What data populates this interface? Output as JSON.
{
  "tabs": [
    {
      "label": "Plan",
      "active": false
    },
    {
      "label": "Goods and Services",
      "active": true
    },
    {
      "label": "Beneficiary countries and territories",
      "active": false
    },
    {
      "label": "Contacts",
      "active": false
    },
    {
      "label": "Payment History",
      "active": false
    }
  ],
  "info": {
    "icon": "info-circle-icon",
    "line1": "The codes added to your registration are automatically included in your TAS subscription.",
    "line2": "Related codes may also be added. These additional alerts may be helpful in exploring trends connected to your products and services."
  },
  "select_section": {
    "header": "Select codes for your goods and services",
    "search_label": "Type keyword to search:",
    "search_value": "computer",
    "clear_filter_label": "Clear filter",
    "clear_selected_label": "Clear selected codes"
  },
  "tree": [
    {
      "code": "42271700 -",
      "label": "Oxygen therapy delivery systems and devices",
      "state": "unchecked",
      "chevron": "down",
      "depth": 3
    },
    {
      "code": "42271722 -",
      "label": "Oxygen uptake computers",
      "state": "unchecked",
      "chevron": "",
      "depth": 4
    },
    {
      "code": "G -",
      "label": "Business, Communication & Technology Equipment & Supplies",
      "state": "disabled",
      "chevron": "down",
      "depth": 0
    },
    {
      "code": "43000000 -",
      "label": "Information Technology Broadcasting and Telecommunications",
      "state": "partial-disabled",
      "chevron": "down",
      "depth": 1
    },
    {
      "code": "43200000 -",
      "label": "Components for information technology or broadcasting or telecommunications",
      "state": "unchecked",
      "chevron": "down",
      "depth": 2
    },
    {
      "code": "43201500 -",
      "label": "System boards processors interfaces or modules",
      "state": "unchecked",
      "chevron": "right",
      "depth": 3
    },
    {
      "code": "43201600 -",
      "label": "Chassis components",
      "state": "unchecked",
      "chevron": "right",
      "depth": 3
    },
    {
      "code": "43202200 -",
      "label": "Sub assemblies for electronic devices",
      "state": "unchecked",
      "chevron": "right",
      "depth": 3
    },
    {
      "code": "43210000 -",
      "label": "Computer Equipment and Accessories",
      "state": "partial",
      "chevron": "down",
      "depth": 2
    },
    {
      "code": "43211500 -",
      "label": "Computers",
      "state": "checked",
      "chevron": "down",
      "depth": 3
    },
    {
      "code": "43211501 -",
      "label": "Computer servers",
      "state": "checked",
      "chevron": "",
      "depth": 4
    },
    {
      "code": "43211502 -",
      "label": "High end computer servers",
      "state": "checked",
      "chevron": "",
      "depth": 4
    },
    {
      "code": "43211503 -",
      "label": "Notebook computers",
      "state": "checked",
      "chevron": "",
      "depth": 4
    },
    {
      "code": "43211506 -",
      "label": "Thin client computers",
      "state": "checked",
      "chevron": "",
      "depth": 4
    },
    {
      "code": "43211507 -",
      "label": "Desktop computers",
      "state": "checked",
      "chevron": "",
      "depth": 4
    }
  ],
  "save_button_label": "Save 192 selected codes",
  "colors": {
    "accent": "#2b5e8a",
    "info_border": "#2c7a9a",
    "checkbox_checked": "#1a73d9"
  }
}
****************
WHAT IS BEING ASKED: Return every line holding the word "added" from the records.

RESPONSE TO THIS TASK:
    "line1": "The codes added to your registration are automatically included in your TAS subscription.",
    "line2": "Related codes may also be added. These additional alerts may be helpful in exploring trends connected to your products and services."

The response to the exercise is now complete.